▶ The exercise
Skip the pictures. Transcribe the rest of the data below without changing a word.

Data tied to figure images

___

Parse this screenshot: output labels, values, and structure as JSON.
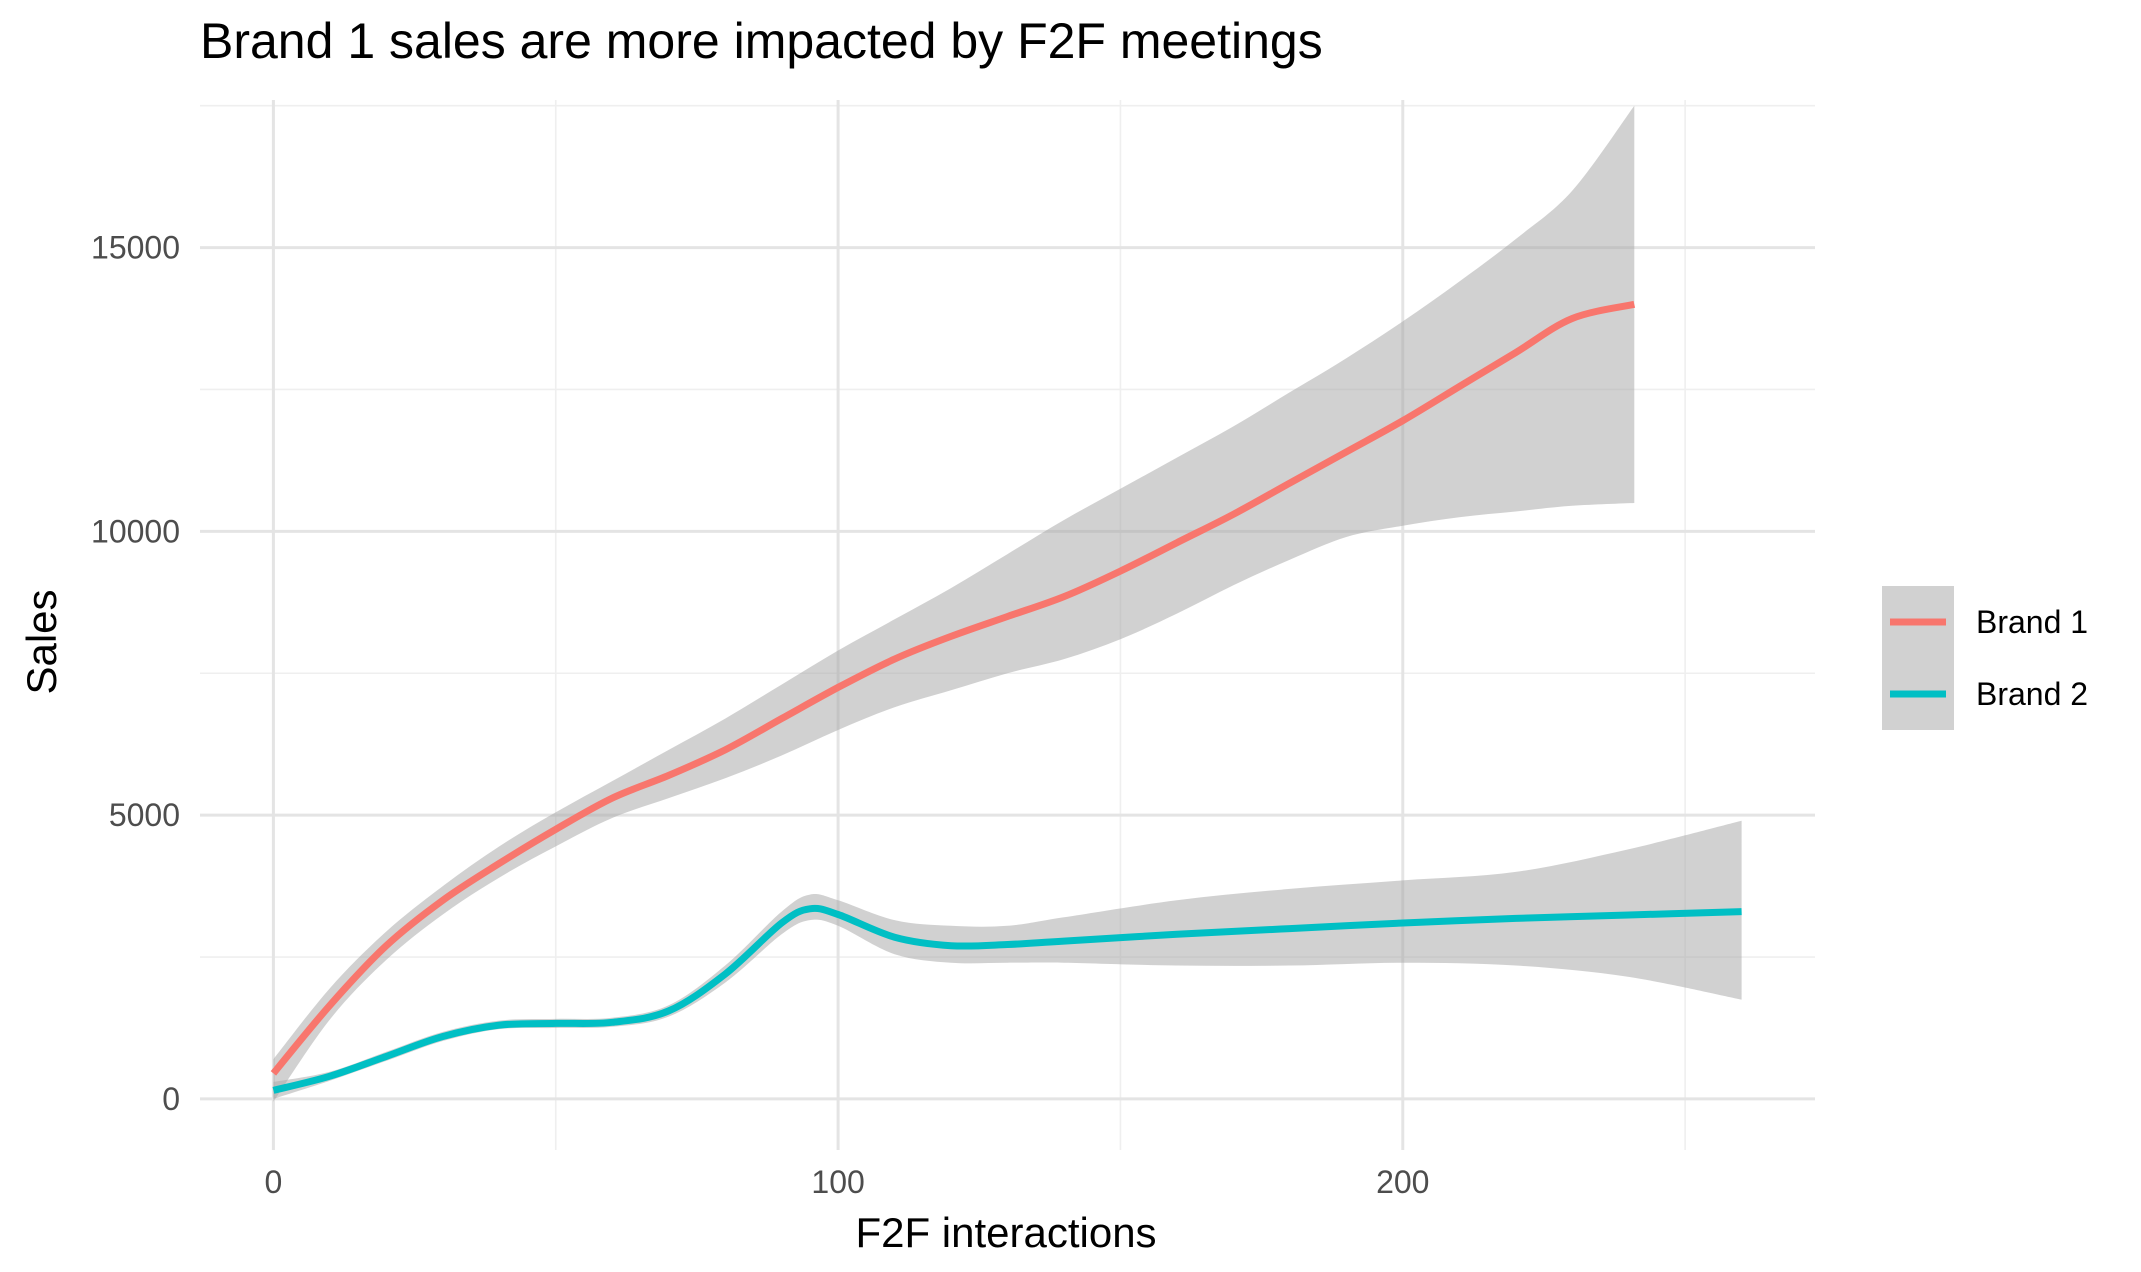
{
  "chart_data": {
    "type": "line",
    "title": "Brand 1 sales are more impacted by F2F meetings",
    "xlabel": "F2F interactions",
    "ylabel": "Sales",
    "xlim": [
      -13,
      273
    ],
    "ylim": [
      -900,
      17600
    ],
    "x_ticks": [
      0,
      100,
      200
    ],
    "x_tick_labels": [
      "0",
      "100",
      "200"
    ],
    "y_ticks": [
      0,
      5000,
      10000,
      15000
    ],
    "y_tick_labels": [
      "0",
      "5000",
      "10000",
      "15000"
    ],
    "x_minor_ticks": [
      50,
      150,
      250
    ],
    "y_minor_ticks": [
      2500,
      7500,
      12500,
      17500
    ],
    "grid": true,
    "legend_position": "right",
    "series": [
      {
        "name": "Brand 1",
        "color": "#F8766D",
        "x": [
          0,
          10,
          20,
          30,
          40,
          50,
          60,
          70,
          80,
          90,
          100,
          110,
          120,
          130,
          140,
          150,
          160,
          170,
          180,
          190,
          200,
          210,
          220,
          230,
          241
        ],
        "y": [
          450,
          1650,
          2700,
          3500,
          4150,
          4750,
          5300,
          5700,
          6150,
          6700,
          7250,
          7750,
          8150,
          8500,
          8850,
          9300,
          9800,
          10300,
          10850,
          11400,
          11950,
          12550,
          13150,
          13750,
          14000
        ],
        "lower": [
          -50,
          1400,
          2450,
          3250,
          3900,
          4450,
          4950,
          5300,
          5650,
          6050,
          6500,
          6900,
          7200,
          7500,
          7750,
          8100,
          8550,
          9050,
          9500,
          9900,
          10100,
          10250,
          10350,
          10450,
          10500
        ],
        "upper": [
          700,
          1950,
          2950,
          3750,
          4450,
          5050,
          5600,
          6150,
          6700,
          7300,
          7900,
          8450,
          9000,
          9600,
          10200,
          10750,
          11300,
          11850,
          12450,
          13050,
          13700,
          14400,
          15150,
          16000,
          17500
        ]
      },
      {
        "name": "Brand 2",
        "color": "#00BFC4",
        "x": [
          0,
          10,
          20,
          30,
          40,
          50,
          60,
          70,
          80,
          90,
          95,
          100,
          110,
          120,
          130,
          140,
          160,
          180,
          200,
          220,
          240,
          260
        ],
        "y": [
          150,
          400,
          750,
          1100,
          1300,
          1330,
          1350,
          1550,
          2200,
          3100,
          3350,
          3250,
          2850,
          2700,
          2720,
          2780,
          2900,
          3000,
          3100,
          3180,
          3240,
          3300
        ],
        "lower": [
          0,
          320,
          670,
          1020,
          1230,
          1250,
          1270,
          1450,
          2050,
          2900,
          3150,
          3050,
          2550,
          2400,
          2400,
          2400,
          2350,
          2350,
          2400,
          2350,
          2150,
          1750
        ],
        "upper": [
          300,
          480,
          830,
          1180,
          1380,
          1410,
          1430,
          1650,
          2350,
          3300,
          3600,
          3500,
          3150,
          3050,
          3050,
          3200,
          3500,
          3700,
          3850,
          4000,
          4400,
          4900
        ]
      }
    ]
  }
}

___

▶ Correct output
Parse this screenshot: output labels, values, and structure as JSON.
{
  "chart_data": {
    "type": "line",
    "title": "Brand 1 sales are more impacted by F2F meetings",
    "xlabel": "F2F interactions",
    "ylabel": "Sales",
    "xlim": [
      -13,
      273
    ],
    "ylim": [
      -900,
      17600
    ],
    "x_ticks": [
      0,
      100,
      200
    ],
    "x_tick_labels": [
      "0",
      "100",
      "200"
    ],
    "y_ticks": [
      0,
      5000,
      10000,
      15000
    ],
    "y_tick_labels": [
      "0",
      "5000",
      "10000",
      "15000"
    ],
    "x_minor_ticks": [
      50,
      150,
      250
    ],
    "y_minor_ticks": [
      2500,
      7500,
      12500,
      17500
    ],
    "grid": true,
    "legend_position": "right",
    "series": [
      {
        "name": "Brand 1",
        "color": "#F8766D",
        "x": [
          0,
          10,
          20,
          30,
          40,
          50,
          60,
          70,
          80,
          90,
          100,
          110,
          120,
          130,
          140,
          150,
          160,
          170,
          180,
          190,
          200,
          210,
          220,
          230,
          241
        ],
        "y": [
          450,
          1650,
          2700,
          3500,
          4150,
          4750,
          5300,
          5700,
          6150,
          6700,
          7250,
          7750,
          8150,
          8500,
          8850,
          9300,
          9800,
          10300,
          10850,
          11400,
          11950,
          12550,
          13150,
          13750,
          14000
        ],
        "lower": [
          -50,
          1400,
          2450,
          3250,
          3900,
          4450,
          4950,
          5300,
          5650,
          6050,
          6500,
          6900,
          7200,
          7500,
          7750,
          8100,
          8550,
          9050,
          9500,
          9900,
          10100,
          10250,
          10350,
          10450,
          10500
        ],
        "upper": [
          700,
          1950,
          2950,
          3750,
          4450,
          5050,
          5600,
          6150,
          6700,
          7300,
          7900,
          8450,
          9000,
          9600,
          10200,
          10750,
          11300,
          11850,
          12450,
          13050,
          13700,
          14400,
          15150,
          16000,
          17500
        ]
      },
      {
        "name": "Brand 2",
        "color": "#00BFC4",
        "x": [
          0,
          10,
          20,
          30,
          40,
          50,
          60,
          70,
          80,
          90,
          95,
          100,
          110,
          120,
          130,
          140,
          160,
          180,
          200,
          220,
          240,
          260
        ],
        "y": [
          150,
          400,
          750,
          1100,
          1300,
          1330,
          1350,
          1550,
          2200,
          3100,
          3350,
          3250,
          2850,
          2700,
          2720,
          2780,
          2900,
          3000,
          3100,
          3180,
          3240,
          3300
        ],
        "lower": [
          0,
          320,
          670,
          1020,
          1230,
          1250,
          1270,
          1450,
          2050,
          2900,
          3150,
          3050,
          2550,
          2400,
          2400,
          2400,
          2350,
          2350,
          2400,
          2350,
          2150,
          1750
        ],
        "upper": [
          300,
          480,
          830,
          1180,
          1380,
          1410,
          1430,
          1650,
          2350,
          3300,
          3600,
          3500,
          3150,
          3050,
          3050,
          3200,
          3500,
          3700,
          3850,
          4000,
          4400,
          4900
        ]
      }
    ]
  }
}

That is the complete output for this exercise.